- **WORK INSTRUCTIONS**: The data must be returned in full and exactly as given.

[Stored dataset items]
-- start --

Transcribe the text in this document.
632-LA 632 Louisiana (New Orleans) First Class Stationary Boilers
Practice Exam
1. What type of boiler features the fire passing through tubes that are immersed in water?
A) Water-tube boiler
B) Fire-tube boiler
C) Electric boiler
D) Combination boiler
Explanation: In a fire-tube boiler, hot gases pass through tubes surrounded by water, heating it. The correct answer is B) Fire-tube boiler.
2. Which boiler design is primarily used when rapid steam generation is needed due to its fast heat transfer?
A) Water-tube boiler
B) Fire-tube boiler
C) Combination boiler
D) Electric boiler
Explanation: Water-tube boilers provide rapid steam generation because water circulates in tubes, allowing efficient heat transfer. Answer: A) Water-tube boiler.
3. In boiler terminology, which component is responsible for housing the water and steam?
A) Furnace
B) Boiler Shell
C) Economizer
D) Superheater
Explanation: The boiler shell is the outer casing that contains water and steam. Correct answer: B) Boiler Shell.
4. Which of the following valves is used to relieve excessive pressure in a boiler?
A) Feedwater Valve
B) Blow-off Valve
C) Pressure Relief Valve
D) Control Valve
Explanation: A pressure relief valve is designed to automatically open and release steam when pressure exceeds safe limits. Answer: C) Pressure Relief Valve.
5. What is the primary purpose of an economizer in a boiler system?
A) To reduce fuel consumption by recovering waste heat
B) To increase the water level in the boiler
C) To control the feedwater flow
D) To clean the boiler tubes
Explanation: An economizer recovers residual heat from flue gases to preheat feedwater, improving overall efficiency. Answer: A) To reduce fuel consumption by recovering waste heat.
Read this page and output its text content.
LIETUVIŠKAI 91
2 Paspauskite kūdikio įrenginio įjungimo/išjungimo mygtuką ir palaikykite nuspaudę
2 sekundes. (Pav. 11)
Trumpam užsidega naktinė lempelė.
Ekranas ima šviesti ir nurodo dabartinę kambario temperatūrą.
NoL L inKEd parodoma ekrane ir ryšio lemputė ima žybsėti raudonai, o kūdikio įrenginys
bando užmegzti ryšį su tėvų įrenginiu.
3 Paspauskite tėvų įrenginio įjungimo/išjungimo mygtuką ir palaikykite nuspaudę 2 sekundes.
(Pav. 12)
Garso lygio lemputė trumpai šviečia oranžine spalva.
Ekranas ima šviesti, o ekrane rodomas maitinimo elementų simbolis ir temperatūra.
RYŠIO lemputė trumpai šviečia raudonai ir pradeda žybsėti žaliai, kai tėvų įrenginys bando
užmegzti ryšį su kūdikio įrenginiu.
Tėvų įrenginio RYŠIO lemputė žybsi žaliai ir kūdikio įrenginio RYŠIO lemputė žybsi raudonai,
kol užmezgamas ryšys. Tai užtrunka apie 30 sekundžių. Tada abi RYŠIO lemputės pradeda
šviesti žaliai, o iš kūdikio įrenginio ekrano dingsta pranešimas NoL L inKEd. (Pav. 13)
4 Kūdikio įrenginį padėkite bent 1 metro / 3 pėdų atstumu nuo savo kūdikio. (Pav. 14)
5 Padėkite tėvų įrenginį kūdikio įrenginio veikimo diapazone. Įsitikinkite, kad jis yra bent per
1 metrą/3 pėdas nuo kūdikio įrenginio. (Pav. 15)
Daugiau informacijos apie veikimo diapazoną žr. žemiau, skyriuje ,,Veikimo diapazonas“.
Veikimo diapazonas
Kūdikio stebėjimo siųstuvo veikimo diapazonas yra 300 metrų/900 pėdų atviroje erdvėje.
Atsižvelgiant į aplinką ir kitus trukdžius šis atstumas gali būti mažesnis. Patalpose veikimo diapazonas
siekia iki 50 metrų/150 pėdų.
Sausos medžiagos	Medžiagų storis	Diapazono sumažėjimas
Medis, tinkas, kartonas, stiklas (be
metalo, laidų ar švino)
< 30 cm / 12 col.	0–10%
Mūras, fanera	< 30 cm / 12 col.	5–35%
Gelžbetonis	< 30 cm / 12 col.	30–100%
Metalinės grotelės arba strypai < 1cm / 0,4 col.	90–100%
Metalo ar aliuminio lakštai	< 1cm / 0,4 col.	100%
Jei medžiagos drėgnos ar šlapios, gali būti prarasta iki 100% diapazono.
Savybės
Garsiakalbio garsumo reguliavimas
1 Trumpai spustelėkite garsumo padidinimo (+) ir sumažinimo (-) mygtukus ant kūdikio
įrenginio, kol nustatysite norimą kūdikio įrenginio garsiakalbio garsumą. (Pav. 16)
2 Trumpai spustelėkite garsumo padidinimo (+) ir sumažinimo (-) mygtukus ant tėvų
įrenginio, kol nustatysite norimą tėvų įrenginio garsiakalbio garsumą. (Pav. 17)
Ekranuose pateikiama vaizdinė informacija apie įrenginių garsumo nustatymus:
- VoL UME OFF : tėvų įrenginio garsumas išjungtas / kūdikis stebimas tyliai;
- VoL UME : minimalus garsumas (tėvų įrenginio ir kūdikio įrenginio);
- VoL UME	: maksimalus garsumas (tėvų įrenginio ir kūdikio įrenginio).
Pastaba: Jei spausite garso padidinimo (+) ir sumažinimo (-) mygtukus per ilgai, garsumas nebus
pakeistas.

-- end --

- **RESPONSE TO THE EXERCISE**:
Transcribe the text in this document.
632-LA 632 Louisiana (New Orleans) First Class Stationary Boilers
Practice Exam
1. What type of boiler features the fire passing through tubes that are immersed in water?
A) Water-tube boiler
B) Fire-tube boiler
C) Electric boiler
D) Combination boiler
Explanation: In a fire-tube boiler, hot gases pass through tubes surrounded by water, heating it. The correct answer is B) Fire-tube boiler.
2. Which boiler design is primarily used when rapid steam generation is needed due to its fast heat transfer?
A) Water-tube boiler
B) Fire-tube boiler
C) Combination boiler
D) Electric boiler
Explanation: Water-tube boilers provide rapid steam generation because water circulates in tubes, allowing efficient heat transfer. Answer: A) Water-tube boiler.
3. In boiler terminology, which component is responsible for housing the water and steam?
A) Furnace
B) Boiler Shell
C) Economizer
D) Superheater
Explanation: The boiler shell is the outer casing that contains water and steam. Correct answer: B) Boiler Shell.
4. Which of the following valves is used to relieve excessive pressure in a boiler?
A) Feedwater Valve
B) Blow-off Valve
C) Pressure Relief Valve
D) Control Valve
Explanation: A pressure relief valve is designed to automatically open and release steam when pressure exceeds safe limits. Answer: C) Pressure Relief Valve.
5. What is the primary purpose of an economizer in a boiler system?
A) To reduce fuel consumption by recovering waste heat
B) To increase the water level in the boiler
C) To control the feedwater flow
D) To clean the boiler tubes
Explanation: An economizer recovers residual heat from flue gases to preheat feedwater, improving overall efficiency. Answer: A) To reduce fuel consumption by recovering waste heat.
Read this page and output its text content.
LIETUVIŠKAI 91
2 Paspauskite kūdikio įrenginio įjungimo/išjungimo mygtuką ir palaikykite nuspaudę
2 sekundes. (Pav. 11)
Trumpam užsidega naktinė lempelė.
Ekranas ima šviesti ir nurodo dabartinę kambario temperatūrą.
NoL L inKEd parodoma ekrane ir ryšio lemputė ima žybsėti raudonai, o kūdikio įrenginys
bando užmegzti ryšį su tėvų įrenginiu.
3 Paspauskite tėvų įrenginio įjungimo/išjungimo mygtuką ir palaikykite nuspaudę 2 sekundes.
(Pav. 12)
Garso lygio lemputė trumpai šviečia oranžine spalva.
Ekranas ima šviesti, o ekrane rodomas maitinimo elementų simbolis ir temperatūra.
RYŠIO lemputė trumpai šviečia raudonai ir pradeda žybsėti žaliai, kai tėvų įrenginys bando
užmegzti ryšį su kūdikio įrenginiu.
Tėvų įrenginio RYŠIO lemputė žybsi žaliai ir kūdikio įrenginio RYŠIO lemputė žybsi raudonai,
kol užmezgamas ryšys. Tai užtrunka apie 30 sekundžių. Tada abi RYŠIO lemputės pradeda
šviesti žaliai, o iš kūdikio įrenginio ekrano dingsta pranešimas NoL L inKEd. (Pav. 13)
4 Kūdikio įrenginį padėkite bent 1 metro / 3 pėdų atstumu nuo savo kūdikio. (Pav. 14)
5 Padėkite tėvų įrenginį kūdikio įrenginio veikimo diapazone. Įsitikinkite, kad jis yra bent per
1 metrą/3 pėdas nuo kūdikio įrenginio. (Pav. 15)
Daugiau informacijos apie veikimo diapazoną žr. žemiau, skyriuje ,,Veikimo diapazonas“.
Veikimo diapazonas
Kūdikio stebėjimo siųstuvo veikimo diapazonas yra 300 metrų/900 pėdų atviroje erdvėje.
Atsižvelgiant į aplinką ir kitus trukdžius šis atstumas gali būti mažesnis. Patalpose veikimo diapazonas
siekia iki 50 metrų/150 pėdų.
Sausos medžiagos	Medžiagų storis	Diapazono sumažėjimas
Medis, tinkas, kartonas, stiklas (be
metalo, laidų ar švino)
< 30 cm / 12 col.	0–10%
Mūras, fanera	< 30 cm / 12 col.	5–35%
Gelžbetonis	< 30 cm / 12 col.	30–100%
Metalinės grotelės arba strypai < 1cm / 0,4 col.	90–100%
Metalo ar aliuminio lakštai	< 1cm / 0,4 col.	100%
Jei medžiagos drėgnos ar šlapios, gali būti prarasta iki 100% diapazono.
Savybės
Garsiakalbio garsumo reguliavimas
1 Trumpai spustelėkite garsumo padidinimo (+) ir sumažinimo (-) mygtukus ant kūdikio
įrenginio, kol nustatysite norimą kūdikio įrenginio garsiakalbio garsumą. (Pav. 16)
2 Trumpai spustelėkite garsumo padidinimo (+) ir sumažinimo (-) mygtukus ant tėvų
įrenginio, kol nustatysite norimą tėvų įrenginio garsiakalbio garsumą. (Pav. 17)
Ekranuose pateikiama vaizdinė informacija apie įrenginių garsumo nustatymus:
- VoL UME OFF : tėvų įrenginio garsumas išjungtas / kūdikis stebimas tyliai;
- VoL UME : minimalus garsumas (tėvų įrenginio ir kūdikio įrenginio);
- VoL UME	: maksimalus garsumas (tėvų įrenginio ir kūdikio įrenginio).
Pastaba: Jei spausite garso padidinimo (+) ir sumažinimo (-) mygtukus per ilgai, garsumas nebus
pakeistas.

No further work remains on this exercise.